Task to carry out>
Every line below is to be quoted exactly, with nothing added or dropped.
===============
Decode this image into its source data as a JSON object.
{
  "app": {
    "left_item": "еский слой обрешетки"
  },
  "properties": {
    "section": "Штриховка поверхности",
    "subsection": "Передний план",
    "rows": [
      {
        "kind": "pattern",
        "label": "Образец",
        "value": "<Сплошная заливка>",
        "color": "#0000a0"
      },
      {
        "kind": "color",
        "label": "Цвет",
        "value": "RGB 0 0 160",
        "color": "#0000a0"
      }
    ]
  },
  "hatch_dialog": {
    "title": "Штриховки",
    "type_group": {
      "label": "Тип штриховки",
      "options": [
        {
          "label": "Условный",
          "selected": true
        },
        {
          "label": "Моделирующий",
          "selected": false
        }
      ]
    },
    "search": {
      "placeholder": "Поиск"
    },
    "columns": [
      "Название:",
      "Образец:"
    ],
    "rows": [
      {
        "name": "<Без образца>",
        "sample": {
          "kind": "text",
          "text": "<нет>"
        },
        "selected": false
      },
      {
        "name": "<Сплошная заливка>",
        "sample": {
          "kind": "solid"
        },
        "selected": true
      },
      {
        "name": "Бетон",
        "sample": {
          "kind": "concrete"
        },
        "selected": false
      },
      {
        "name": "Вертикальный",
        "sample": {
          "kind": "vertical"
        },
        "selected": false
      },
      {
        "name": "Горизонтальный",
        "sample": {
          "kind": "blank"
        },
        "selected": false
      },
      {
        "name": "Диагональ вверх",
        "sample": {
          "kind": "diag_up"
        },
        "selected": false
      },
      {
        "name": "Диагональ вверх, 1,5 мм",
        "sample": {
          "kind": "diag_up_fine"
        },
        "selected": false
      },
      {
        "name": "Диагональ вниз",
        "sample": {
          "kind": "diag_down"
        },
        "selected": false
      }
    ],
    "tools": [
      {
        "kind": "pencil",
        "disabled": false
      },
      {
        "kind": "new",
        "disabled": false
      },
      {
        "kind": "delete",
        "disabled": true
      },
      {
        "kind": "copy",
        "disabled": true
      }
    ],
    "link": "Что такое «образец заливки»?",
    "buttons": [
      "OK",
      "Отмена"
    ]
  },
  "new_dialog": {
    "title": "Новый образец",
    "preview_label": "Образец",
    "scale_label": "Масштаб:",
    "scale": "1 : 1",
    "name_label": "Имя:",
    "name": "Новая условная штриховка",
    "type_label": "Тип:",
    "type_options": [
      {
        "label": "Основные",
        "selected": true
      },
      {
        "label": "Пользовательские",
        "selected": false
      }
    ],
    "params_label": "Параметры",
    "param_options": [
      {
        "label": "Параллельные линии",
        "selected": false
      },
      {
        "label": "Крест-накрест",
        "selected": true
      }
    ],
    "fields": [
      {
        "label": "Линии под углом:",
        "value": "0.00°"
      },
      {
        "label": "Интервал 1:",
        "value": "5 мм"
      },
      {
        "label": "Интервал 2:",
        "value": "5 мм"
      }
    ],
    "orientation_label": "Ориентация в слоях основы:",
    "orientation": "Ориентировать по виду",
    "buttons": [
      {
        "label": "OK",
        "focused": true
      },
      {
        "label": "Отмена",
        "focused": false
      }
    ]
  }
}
===============
Response to this exercise>
Decode this image into its source data as a JSON object.
{
  "app": {
    "left_item": "еский слой обрешетки"
  },
  "properties": {
    "section": "Штриховка поверхности",
    "subsection": "Передний план",
    "rows": [
      {
        "kind": "pattern",
        "label": "Образец",
        "value": "<Сплошная заливка>",
        "color": "#0000a0"
      },
      {
        "kind": "color",
        "label": "Цвет",
        "value": "RGB 0 0 160",
        "color": "#0000a0"
      }
    ]
  },
  "hatch_dialog": {
    "title": "Штриховки",
    "type_group": {
      "label": "Тип штриховки",
      "options": [
        {
          "label": "Условный",
          "selected": true
        },
        {
          "label": "Моделирующий",
          "selected": false
        }
      ]
    },
    "search": {
      "placeholder": "Поиск"
    },
    "columns": [
      "Название:",
      "Образец:"
    ],
    "rows": [
      {
        "name": "<Без образца>",
        "sample": {
          "kind": "text",
          "text": "<нет>"
        },
        "selected": false
      },
      {
        "name": "<Сплошная заливка>",
        "sample": {
          "kind": "solid"
        },
        "selected": true
      },
      {
        "name": "Бетон",
        "sample": {
          "kind": "concrete"
        },
        "selected": false
      },
      {
        "name": "Вертикальный",
        "sample": {
          "kind": "vertical"
        },
        "selected": false
      },
      {
        "name": "Горизонтальный",
        "sample": {
          "kind": "blank"
        },
        "selected": false
      },
      {
        "name": "Диагональ вверх",
        "sample": {
          "kind": "diag_up"
        },
        "selected": false
      },
      {
        "name": "Диагональ вверх, 1,5 мм",
        "sample": {
          "kind": "diag_up_fine"
        },
        "selected": false
      },
      {
        "name": "Диагональ вниз",
        "sample": {
          "kind": "diag_down"
        },
        "selected": false
      }
    ],
    "tools": [
      {
        "kind": "pencil",
        "disabled": false
      },
      {
        "kind": "new",
        "disabled": false
      },
      {
        "kind": "delete",
        "disabled": true
      },
      {
        "kind": "copy",
        "disabled": true
      }
    ],
    "link": "Что такое «образец заливки»?",
    "buttons": [
      "OK",
      "Отмена"
    ]
  },
  "new_dialog": {
    "title": "Новый образец",
    "preview_label": "Образец",
    "scale_label": "Масштаб:",
    "scale": "1 : 1",
    "name_label": "Имя:",
    "name": "Новая условная штриховка",
    "type_label": "Тип:",
    "type_options": [
      {
        "label": "Основные",
        "selected": true
      },
      {
        "label": "Пользовательские",
        "selected": false
      }
    ],
    "params_label": "Параметры",
    "param_options": [
      {
        "label": "Параллельные линии",
        "selected": false
      },
      {
        "label": "Крест-накрест",
        "selected": true
      }
    ],
    "fields": [
      {
        "label": "Линии под углом:",
        "value": "0.00°"
      },
      {
        "label": "Интервал 1:",
        "value": "5 мм"
      },
      {
        "label": "Интервал 2:",
        "value": "5 мм"
      }
    ],
    "orientation_label": "Ориентация в слоях основы:",
    "orientation": "Ориентировать по виду",
    "buttons": [
      {
        "label": "OK",
        "focused": true
      },
      {
        "label": "Отмена",
        "focused": false
      }
    ]
  }
}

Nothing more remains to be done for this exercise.